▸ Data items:

↓↓↓

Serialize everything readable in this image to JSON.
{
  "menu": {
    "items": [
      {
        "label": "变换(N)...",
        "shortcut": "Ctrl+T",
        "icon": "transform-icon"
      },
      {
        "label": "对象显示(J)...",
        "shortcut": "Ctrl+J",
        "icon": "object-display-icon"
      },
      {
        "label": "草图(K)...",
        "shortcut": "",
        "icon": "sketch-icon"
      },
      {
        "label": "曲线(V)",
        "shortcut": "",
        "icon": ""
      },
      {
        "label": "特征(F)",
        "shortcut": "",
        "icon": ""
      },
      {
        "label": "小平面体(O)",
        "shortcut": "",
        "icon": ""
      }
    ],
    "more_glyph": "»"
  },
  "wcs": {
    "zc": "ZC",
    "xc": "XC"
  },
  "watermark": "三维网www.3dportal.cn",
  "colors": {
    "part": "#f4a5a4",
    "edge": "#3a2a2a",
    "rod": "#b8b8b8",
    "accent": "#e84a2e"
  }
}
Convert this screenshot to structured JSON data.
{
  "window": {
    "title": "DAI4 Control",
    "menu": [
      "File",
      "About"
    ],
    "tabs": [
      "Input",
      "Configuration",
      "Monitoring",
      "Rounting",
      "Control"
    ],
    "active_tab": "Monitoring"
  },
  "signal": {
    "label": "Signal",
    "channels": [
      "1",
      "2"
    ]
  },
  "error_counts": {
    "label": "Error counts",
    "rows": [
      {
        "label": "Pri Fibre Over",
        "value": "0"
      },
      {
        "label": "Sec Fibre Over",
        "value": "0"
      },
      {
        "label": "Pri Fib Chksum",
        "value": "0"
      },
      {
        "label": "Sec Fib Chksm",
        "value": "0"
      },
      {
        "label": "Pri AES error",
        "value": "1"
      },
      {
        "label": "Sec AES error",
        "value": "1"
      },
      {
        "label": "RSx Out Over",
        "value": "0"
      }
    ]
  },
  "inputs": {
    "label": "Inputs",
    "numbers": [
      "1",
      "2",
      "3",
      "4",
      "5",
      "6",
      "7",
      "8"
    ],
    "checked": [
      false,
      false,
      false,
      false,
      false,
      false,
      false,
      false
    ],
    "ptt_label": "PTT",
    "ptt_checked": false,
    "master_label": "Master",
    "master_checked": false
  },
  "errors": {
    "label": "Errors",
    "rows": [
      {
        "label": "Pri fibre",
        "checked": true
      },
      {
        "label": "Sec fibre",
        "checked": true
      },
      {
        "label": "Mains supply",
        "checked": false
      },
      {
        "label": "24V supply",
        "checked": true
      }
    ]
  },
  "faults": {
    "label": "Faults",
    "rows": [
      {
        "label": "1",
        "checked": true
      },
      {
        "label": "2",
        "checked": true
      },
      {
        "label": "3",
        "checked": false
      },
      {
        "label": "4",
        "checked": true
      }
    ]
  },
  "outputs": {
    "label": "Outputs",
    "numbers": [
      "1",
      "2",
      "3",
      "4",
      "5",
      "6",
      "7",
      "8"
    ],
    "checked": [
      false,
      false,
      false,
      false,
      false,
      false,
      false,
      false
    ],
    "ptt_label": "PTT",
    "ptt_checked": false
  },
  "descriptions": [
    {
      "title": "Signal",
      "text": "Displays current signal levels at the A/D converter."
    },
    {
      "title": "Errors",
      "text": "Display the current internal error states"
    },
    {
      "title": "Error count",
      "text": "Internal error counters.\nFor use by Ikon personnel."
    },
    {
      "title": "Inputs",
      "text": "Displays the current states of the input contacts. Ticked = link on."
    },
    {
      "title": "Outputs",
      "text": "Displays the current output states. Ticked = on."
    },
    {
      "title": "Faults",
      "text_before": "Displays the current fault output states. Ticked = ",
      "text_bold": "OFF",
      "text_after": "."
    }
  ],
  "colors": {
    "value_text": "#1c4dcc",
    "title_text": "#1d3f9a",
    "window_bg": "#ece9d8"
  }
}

↑↑↑

▸ SET PROBLEM:
Exactly reproduce every line found in the records.

▸ PROBLEM SOLUTION:
Serialize everything readable in this image to JSON.
{
  "menu": {
    "items": [
      {
        "label": "变换(N)...",
        "shortcut": "Ctrl+T",
        "icon": "transform-icon"
      },
      {
        "label": "对象显示(J)...",
        "shortcut": "Ctrl+J",
        "icon": "object-display-icon"
      },
      {
        "label": "草图(K)...",
        "shortcut": "",
        "icon": "sketch-icon"
      },
      {
        "label": "曲线(V)",
        "shortcut": "",
        "icon": ""
      },
      {
        "label": "特征(F)",
        "shortcut": "",
        "icon": ""
      },
      {
        "label": "小平面体(O)",
        "shortcut": "",
        "icon": ""
      }
    ],
    "more_glyph": "»"
  },
  "wcs": {
    "zc": "ZC",
    "xc": "XC"
  },
  "watermark": "三维网www.3dportal.cn",
  "colors": {
    "part": "#f4a5a4",
    "edge": "#3a2a2a",
    "rod": "#b8b8b8",
    "accent": "#e84a2e"
  }
}
Convert this screenshot to structured JSON data.
{
  "window": {
    "title": "DAI4 Control",
    "menu": [
      "File",
      "About"
    ],
    "tabs": [
      "Input",
      "Configuration",
      "Monitoring",
      "Rounting",
      "Control"
    ],
    "active_tab": "Monitoring"
  },
  "signal": {
    "label": "Signal",
    "channels": [
      "1",
      "2"
    ]
  },
  "error_counts": {
    "label": "Error counts",
    "rows": [
      {
        "label": "Pri Fibre Over",
        "value": "0"
      },
      {
        "label": "Sec Fibre Over",
        "value": "0"
      },
      {
        "label": "Pri Fib Chksum",
        "value": "0"
      },
      {
        "label": "Sec Fib Chksm",
        "value": "0"
      },
      {
        "label": "Pri AES error",
        "value": "1"
      },
      {
        "label": "Sec AES error",
        "value": "1"
      },
      {
        "label": "RSx Out Over",
        "value": "0"
      }
    ]
  },
  "inputs": {
    "label": "Inputs",
    "numbers": [
      "1",
      "2",
      "3",
      "4",
      "5",
      "6",
      "7",
      "8"
    ],
    "checked": [
      false,
      false,
      false,
      false,
      false,
      false,
      false,
      false
    ],
    "ptt_label": "PTT",
    "ptt_checked": false,
    "master_label": "Master",
    "master_checked": false
  },
  "errors": {
    "label": "Errors",
    "rows": [
      {
        "label": "Pri fibre",
        "checked": true
      },
      {
        "label": "Sec fibre",
        "checked": true
      },
      {
        "label": "Mains supply",
        "checked": false
      },
      {
        "label": "24V supply",
        "checked": true
      }
    ]
  },
  "faults": {
    "label": "Faults",
    "rows": [
      {
        "label": "1",
        "checked": true
      },
      {
        "label": "2",
        "checked": true
      },
      {
        "label": "3",
        "checked": false
      },
      {
        "label": "4",
        "checked": true
      }
    ]
  },
  "outputs": {
    "label": "Outputs",
    "numbers": [
      "1",
      "2",
      "3",
      "4",
      "5",
      "6",
      "7",
      "8"
    ],
    "checked": [
      false,
      false,
      false,
      false,
      false,
      false,
      false,
      false
    ],
    "ptt_label": "PTT",
    "ptt_checked": false
  },
  "descriptions": [
    {
      "title": "Signal",
      "text": "Displays current signal levels at the A/D converter."
    },
    {
      "title": "Errors",
      "text": "Display the current internal error states"
    },
    {
      "title": "Error count",
      "text": "Internal error counters.\nFor use by Ikon personnel."
    },
    {
      "title": "Inputs",
      "text": "Displays the current states of the input contacts. Ticked = link on."
    },
    {
      "title": "Outputs",
      "text": "Displays the current output states. Ticked = on."
    },
    {
      "title": "Faults",
      "text_before": "Displays the current fault output states. Ticked = ",
      "text_bold": "OFF",
      "text_after": "."
    }
  ],
  "colors": {
    "value_text": "#1c4dcc",
    "title_text": "#1d3f9a",
    "window_bg": "#ece9d8"
  }
}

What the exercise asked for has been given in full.